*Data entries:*
◇ ◇ ◇
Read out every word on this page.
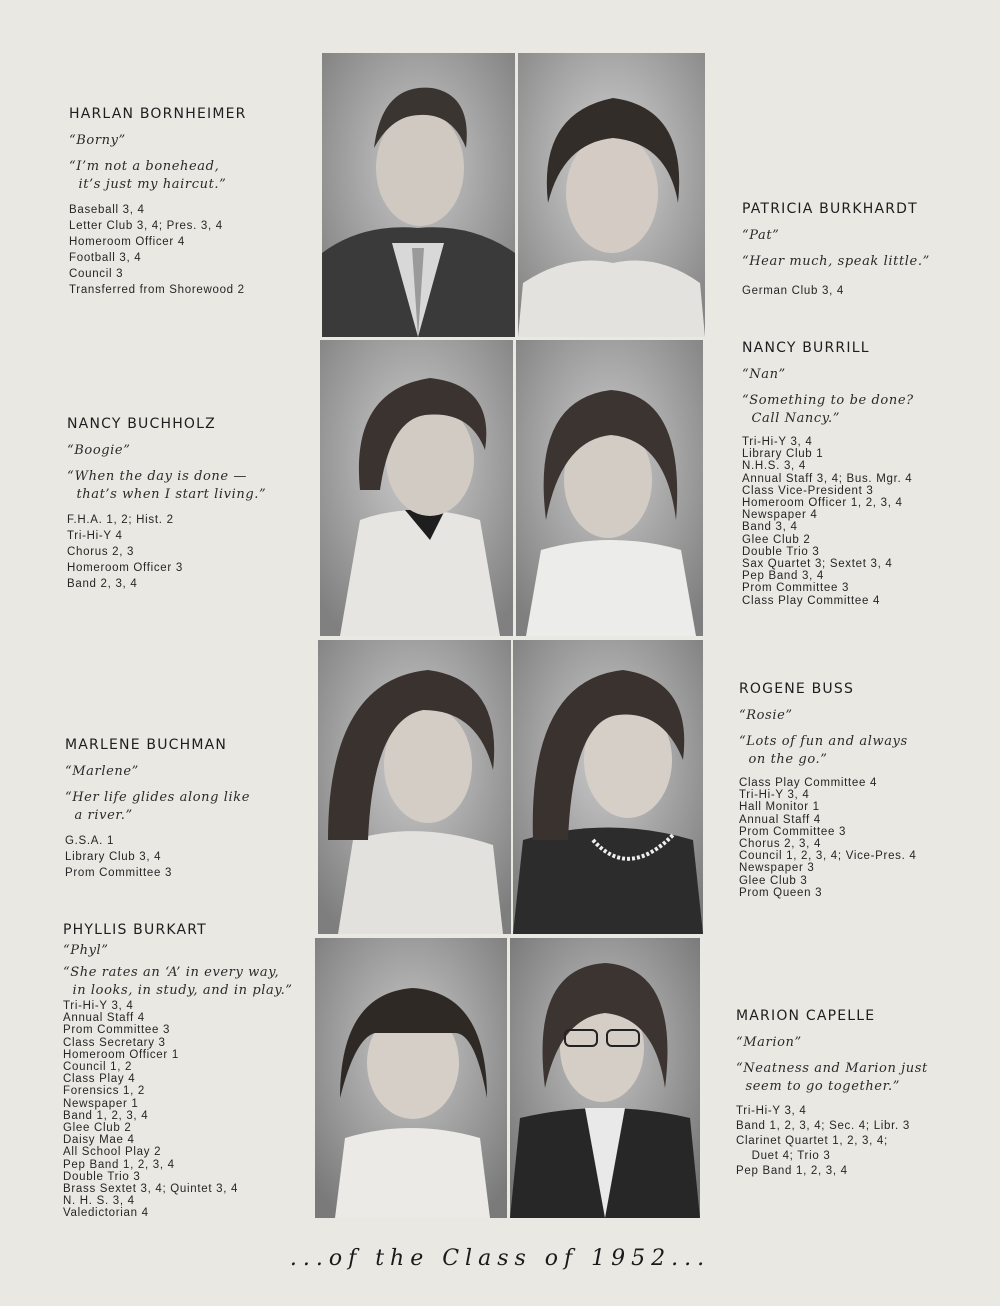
HARLAN BORNHEIMER
“Borny”
“I’m not a bonehead,
it’s just my haircut.”
Baseball 3, 4
Letter Club 3, 4; Pres. 3, 4
Homeroom Officer 4
Football 3, 4
Council 3
Transferred from Shorewood 2
PATRICIA BURKHARDT
“Pat”
“Hear much, speak little.”
German Club 3, 4
NANCY BUCHHOLZ
“Boogie”
“When the day is done —
that’s when I start living.”
F.H.A. 1, 2; Hist. 2
Tri-Hi-Y 4
Chorus 2, 3
Homeroom Officer 3
Band 2, 3, 4
NANCY BURRILL
“Nan”
“Something to be done?
Call Nancy.”
Tri-Hi-Y 3, 4
Library Club 1
N.H.S. 3, 4
Annual Staff 3, 4; Bus. Mgr. 4
Class Vice-President 3
Homeroom Officer 1, 2, 3, 4
Newspaper 4
Band 3, 4
Glee Club 2
Double Trio 3
Sax Quartet 3; Sextet 3, 4
Pep Band 3, 4
Prom Committee 3
Class Play Committee 4
MARLENE BUCHMAN
“Marlene”
“Her life glides along like
a river.”
G.S.A. 1
Library Club 3, 4
Prom Committee 3
ROGENE BUSS
“Rosie”
“Lots of fun and always
on the go.”
Class Play Committee 4
Tri-Hi-Y 3, 4
Hall Monitor 1
Annual Staff 4
Prom Committee 3
Chorus 2, 3, 4
Council 1, 2, 3, 4; Vice-Pres. 4
Newspaper 3
Glee Club 3
Prom Queen 3
PHYLLIS BURKART
“Phyl”
“She rates an ‘A’ in every way,
in looks, in study, and in play.”
Tri-Hi-Y 3, 4
Annual Staff 4
Prom Committee 3
Class Secretary 3
Homeroom Officer 1
Council 1, 2
Class Play 4
Forensics 1, 2
Newspaper 1
Band 1, 2, 3, 4
Glee Club 2
Daisy Mae 4
All School Play 2
Pep Band 1, 2, 3, 4
Double Trio 3
Brass Sextet 3, 4; Quintet 3, 4
N. H. S. 3, 4
Valedictorian 4
MARION CAPELLE
“Marion”
“Neatness and Marion just
seem to go together.”
Tri-Hi-Y 3, 4
Band 1, 2, 3, 4; Sec. 4; Libr. 3
Clarinet Quartet 1, 2, 3, 4;
Duet 4; Trio 3
Pep Band 1, 2, 3, 4
...of the Class of 1952...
◇ ◇ ◇
*SHORT PROBLEM:* Copy every line of the listing where the word "Officer" appears.

*COMPLETE OUTPUT:*
Homeroom Officer 4
Homeroom Officer 3
Homeroom Officer 1, 2, 3, 4
Homeroom Officer 1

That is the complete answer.